[Saved entries]
_ _ _ _ _ _ _

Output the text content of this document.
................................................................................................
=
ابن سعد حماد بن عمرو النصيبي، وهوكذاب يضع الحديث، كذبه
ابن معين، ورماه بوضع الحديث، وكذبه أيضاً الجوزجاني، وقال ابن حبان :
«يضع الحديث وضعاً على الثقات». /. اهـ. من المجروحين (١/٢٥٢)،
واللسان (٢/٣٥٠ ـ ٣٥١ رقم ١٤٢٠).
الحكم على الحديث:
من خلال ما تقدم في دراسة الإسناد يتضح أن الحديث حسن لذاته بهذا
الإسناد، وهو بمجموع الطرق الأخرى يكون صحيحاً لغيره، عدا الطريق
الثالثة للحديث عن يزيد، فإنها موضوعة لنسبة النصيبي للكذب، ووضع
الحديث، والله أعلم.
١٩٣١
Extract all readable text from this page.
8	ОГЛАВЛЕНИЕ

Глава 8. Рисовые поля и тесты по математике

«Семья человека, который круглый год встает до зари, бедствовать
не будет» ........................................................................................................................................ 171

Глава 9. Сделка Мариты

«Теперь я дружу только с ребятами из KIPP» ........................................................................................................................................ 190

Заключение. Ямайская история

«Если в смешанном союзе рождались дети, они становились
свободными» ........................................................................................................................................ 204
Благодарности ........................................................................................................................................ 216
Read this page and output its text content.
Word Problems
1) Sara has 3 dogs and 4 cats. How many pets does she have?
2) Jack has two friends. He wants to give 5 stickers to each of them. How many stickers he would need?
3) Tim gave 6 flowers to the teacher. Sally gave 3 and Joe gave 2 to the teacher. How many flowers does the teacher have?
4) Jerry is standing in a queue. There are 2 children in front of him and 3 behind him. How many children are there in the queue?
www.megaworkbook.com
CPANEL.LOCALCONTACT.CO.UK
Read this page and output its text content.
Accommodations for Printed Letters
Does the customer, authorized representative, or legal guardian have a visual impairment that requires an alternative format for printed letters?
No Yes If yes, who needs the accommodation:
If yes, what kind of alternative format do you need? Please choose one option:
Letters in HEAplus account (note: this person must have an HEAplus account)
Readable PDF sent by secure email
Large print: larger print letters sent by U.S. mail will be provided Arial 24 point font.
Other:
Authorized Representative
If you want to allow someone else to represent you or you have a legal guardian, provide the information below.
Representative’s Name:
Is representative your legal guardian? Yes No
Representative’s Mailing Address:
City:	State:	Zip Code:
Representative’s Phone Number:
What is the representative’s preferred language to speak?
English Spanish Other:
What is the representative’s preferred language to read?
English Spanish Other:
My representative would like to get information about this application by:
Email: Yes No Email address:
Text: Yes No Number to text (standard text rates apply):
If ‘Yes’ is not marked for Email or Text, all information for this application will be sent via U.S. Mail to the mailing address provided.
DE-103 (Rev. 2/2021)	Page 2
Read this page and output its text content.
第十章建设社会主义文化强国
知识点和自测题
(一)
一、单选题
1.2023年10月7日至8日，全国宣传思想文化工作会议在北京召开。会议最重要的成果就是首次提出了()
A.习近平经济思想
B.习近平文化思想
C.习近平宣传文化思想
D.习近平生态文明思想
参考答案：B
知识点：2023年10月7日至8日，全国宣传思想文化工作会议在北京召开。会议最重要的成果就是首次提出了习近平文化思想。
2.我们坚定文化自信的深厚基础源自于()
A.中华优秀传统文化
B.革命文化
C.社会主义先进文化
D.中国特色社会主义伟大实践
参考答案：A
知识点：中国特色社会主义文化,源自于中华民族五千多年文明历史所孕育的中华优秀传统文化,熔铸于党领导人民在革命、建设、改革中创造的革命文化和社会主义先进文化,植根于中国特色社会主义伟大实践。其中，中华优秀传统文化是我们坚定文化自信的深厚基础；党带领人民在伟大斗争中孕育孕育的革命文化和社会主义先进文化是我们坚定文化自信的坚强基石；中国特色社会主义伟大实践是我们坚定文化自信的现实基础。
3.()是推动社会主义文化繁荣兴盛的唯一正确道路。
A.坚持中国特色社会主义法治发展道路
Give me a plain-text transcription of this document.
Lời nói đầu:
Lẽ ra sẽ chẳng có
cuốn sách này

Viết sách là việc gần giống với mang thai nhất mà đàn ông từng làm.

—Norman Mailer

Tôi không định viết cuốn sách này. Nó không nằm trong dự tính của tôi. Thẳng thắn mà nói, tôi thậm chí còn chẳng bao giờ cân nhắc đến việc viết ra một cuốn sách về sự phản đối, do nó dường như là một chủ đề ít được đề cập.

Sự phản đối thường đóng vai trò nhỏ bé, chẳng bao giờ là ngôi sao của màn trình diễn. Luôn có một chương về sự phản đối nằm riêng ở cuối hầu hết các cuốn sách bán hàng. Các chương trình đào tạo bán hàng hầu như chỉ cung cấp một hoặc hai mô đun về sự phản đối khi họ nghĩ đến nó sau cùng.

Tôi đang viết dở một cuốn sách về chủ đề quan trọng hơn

_ _ _ _ _ _ _

§ Exercise aim
Count how many lines above contain the word "language". Reply with the number alone.

§ Solved exercise
2